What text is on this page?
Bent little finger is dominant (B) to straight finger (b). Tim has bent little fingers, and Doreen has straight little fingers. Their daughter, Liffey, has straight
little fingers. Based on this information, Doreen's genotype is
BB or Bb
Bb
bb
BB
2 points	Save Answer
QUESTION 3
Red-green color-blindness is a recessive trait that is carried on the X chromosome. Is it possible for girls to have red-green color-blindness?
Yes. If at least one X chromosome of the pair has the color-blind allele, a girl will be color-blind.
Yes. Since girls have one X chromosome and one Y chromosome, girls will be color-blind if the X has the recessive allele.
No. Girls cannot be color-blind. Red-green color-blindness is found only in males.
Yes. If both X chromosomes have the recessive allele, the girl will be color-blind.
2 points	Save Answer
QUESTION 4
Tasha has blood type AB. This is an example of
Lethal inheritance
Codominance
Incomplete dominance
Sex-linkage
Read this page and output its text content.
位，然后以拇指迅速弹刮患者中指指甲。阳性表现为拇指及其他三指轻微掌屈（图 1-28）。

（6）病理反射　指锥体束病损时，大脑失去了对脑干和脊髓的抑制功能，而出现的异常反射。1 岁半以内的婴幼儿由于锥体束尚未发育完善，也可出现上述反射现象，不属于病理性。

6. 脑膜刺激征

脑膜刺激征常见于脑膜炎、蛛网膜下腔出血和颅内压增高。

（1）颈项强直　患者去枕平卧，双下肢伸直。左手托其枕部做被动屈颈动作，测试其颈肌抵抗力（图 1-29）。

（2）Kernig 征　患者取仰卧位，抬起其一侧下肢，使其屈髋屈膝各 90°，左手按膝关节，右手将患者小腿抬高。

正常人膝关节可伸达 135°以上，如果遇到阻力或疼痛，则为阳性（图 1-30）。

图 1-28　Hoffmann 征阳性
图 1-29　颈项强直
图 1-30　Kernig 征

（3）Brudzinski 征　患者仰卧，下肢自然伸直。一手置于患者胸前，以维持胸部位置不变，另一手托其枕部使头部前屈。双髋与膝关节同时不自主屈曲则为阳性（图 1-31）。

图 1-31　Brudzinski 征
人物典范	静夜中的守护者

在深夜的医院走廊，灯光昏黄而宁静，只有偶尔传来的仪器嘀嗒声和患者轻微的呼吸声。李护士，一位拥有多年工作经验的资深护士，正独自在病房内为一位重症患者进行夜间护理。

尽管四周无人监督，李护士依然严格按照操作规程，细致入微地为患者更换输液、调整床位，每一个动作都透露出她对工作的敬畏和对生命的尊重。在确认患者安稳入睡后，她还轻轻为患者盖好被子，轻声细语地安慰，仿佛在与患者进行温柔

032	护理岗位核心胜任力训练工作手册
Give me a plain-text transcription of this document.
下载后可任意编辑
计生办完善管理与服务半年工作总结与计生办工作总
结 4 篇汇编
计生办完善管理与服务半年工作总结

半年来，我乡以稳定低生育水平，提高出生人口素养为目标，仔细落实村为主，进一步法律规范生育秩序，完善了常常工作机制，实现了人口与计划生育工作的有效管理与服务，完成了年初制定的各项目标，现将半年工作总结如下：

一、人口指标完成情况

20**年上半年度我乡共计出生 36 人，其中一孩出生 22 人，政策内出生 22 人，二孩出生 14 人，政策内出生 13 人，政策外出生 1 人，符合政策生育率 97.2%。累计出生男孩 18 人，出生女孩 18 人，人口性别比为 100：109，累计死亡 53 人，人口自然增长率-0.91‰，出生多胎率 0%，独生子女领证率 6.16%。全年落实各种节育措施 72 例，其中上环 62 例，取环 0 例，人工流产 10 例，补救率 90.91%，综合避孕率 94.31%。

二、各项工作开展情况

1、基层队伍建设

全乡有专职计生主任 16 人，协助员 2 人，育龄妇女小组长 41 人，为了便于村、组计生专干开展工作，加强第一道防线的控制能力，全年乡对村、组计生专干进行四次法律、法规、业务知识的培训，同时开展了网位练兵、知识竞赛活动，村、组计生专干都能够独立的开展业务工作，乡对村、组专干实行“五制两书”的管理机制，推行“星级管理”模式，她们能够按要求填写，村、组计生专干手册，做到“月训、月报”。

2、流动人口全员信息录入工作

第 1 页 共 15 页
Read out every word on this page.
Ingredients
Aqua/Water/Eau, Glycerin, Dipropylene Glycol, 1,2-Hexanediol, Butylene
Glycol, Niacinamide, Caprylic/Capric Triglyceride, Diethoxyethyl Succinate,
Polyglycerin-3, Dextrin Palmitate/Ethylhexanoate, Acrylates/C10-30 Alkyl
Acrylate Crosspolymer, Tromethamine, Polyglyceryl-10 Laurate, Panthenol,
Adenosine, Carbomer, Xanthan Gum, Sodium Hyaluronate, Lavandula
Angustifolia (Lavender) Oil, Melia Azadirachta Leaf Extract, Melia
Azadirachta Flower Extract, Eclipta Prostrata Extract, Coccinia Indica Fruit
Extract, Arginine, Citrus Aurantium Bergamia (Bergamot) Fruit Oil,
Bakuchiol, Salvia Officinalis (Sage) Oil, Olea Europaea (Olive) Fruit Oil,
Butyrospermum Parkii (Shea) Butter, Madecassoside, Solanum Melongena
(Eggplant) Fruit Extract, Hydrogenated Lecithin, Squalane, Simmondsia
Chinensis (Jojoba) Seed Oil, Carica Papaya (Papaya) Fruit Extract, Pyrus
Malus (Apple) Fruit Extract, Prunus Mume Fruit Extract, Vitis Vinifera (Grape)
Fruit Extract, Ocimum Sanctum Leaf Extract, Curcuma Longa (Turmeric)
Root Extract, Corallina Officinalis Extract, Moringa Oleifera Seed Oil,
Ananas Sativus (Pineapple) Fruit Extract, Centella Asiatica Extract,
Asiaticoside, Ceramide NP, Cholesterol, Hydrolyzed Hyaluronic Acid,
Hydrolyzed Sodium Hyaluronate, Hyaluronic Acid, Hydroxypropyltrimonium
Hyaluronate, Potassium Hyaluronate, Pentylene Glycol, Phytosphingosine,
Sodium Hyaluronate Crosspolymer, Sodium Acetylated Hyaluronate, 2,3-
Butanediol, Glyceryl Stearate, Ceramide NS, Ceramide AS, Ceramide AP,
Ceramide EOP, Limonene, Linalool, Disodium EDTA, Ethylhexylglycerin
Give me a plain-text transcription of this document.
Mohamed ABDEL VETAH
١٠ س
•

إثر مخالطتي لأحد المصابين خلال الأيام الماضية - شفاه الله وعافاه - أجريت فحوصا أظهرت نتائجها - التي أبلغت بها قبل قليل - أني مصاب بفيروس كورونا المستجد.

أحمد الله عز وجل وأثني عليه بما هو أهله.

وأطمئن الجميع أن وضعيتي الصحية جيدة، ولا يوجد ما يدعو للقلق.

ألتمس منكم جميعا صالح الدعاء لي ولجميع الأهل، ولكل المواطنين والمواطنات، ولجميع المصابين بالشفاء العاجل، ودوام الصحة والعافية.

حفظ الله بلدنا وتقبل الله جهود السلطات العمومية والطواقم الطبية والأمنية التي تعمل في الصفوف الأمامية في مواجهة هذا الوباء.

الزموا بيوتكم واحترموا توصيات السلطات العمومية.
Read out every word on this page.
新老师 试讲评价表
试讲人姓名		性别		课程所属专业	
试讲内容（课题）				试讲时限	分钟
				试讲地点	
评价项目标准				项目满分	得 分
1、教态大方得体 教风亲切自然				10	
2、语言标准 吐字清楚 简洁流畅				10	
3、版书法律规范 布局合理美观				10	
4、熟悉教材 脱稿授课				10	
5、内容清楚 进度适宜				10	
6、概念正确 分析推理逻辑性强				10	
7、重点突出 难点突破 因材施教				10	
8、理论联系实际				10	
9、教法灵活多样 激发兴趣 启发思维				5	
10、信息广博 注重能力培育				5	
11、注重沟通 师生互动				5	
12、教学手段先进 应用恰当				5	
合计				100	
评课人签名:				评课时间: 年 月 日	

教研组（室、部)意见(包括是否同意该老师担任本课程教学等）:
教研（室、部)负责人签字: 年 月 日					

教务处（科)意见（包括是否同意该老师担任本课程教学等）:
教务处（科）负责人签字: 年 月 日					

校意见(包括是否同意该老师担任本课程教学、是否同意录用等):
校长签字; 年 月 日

—————

WHAT THE EXERCISE ASKS: Return all lines containing "التي".

CORRECT RESULT:
إثر مخالطتي لأحد المصابين خلال الأيام الماضية - شفاه الله وعافاه - أجريت فحوصا أظهرت نتائجها - التي أبلغت بها قبل قليل - أني مصاب بفيروس كورونا المستجد.
حفظ الله بلدنا وتقبل الله جهود السلطات العمومية والطواقم الطبية والأمنية التي تعمل في الصفوف الأمامية في مواجهة هذا الوباء.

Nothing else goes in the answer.